SET PROBLEM =
Pick out the lines in the listing below that contain the word "value" and copy them.

::: EXTRACTED INFORMATION :::

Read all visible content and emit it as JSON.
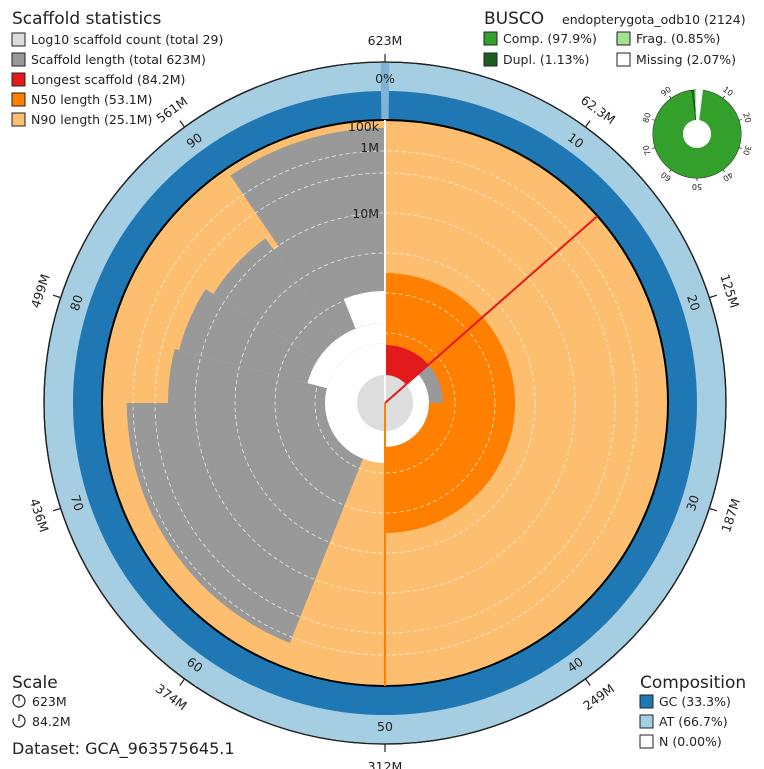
{
  "chart_data": {
    "type": "snail",
    "legend": {
      "title": "Scaffold statistics",
      "items": [
        {
          "label": "Log10 scaffold count (total 29)",
          "color": "#dddddd"
        },
        {
          "label": "Scaffold length (total 623M)",
          "color": "#999999"
        },
        {
          "label": "Longest scaffold (84.2M)",
          "color": "#e31a1c"
        },
        {
          "label": "N50 length (53.1M)",
          "color": "#ff7f00"
        },
        {
          "label": "N90 length (25.1M)",
          "color": "#fdbf6f"
        }
      ]
    },
    "busco": {
      "title": "BUSCO",
      "lineage": "endopterygota_odb10 (2124)",
      "items": [
        {
          "label": "Comp. (97.9%)",
          "color": "#33a02c",
          "value": 97.9
        },
        {
          "label": "Frag. (0.85%)",
          "color": "#a3e194",
          "value": 0.85
        },
        {
          "label": "Dupl. (1.13%)",
          "color": "#1b5e20",
          "value": 1.13
        },
        {
          "label": "Missing (2.07%)",
          "color": "#ffffff",
          "value": 2.07
        }
      ],
      "ticks": [
        "10",
        "20",
        "30",
        "40",
        "50",
        "60",
        "70",
        "80",
        "90"
      ]
    },
    "scale": {
      "title": "Scale",
      "items": [
        "623M",
        "84.2M"
      ]
    },
    "dataset": "Dataset: GCA_963575645.1",
    "composition": {
      "title": "Composition",
      "items": [
        {
          "label": "GC (33.3%)",
          "color": "#1f78b4",
          "value": 33.3
        },
        {
          "label": "AT (66.7%)",
          "color": "#a6cee3",
          "value": 66.7
        },
        {
          "label": "N (0.00%)",
          "color": "#ffffff",
          "value": 0.0
        }
      ]
    },
    "outer_ticks": [
      "623M",
      "62.3M",
      "125M",
      "187M",
      "249M",
      "312M",
      "374M",
      "436M",
      "499M",
      "561M"
    ],
    "percent_ticks": [
      "0%",
      "10",
      "20",
      "30",
      "40",
      "50",
      "60",
      "70",
      "80",
      "90"
    ],
    "radial_labels": [
      "100k",
      "1M",
      "10M"
    ],
    "stats": {
      "total_length": 623,
      "longest": 84.2,
      "n50": 53.1,
      "n90": 25.1,
      "scaffold_count": 29
    }
  }
}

:::

THE ANSWER =
          "value": 97.9
          "value": 0.85
          "value": 1.13
          "value": 2.07
          "value": 33.3
          "value": 66.7
          "value": 0.0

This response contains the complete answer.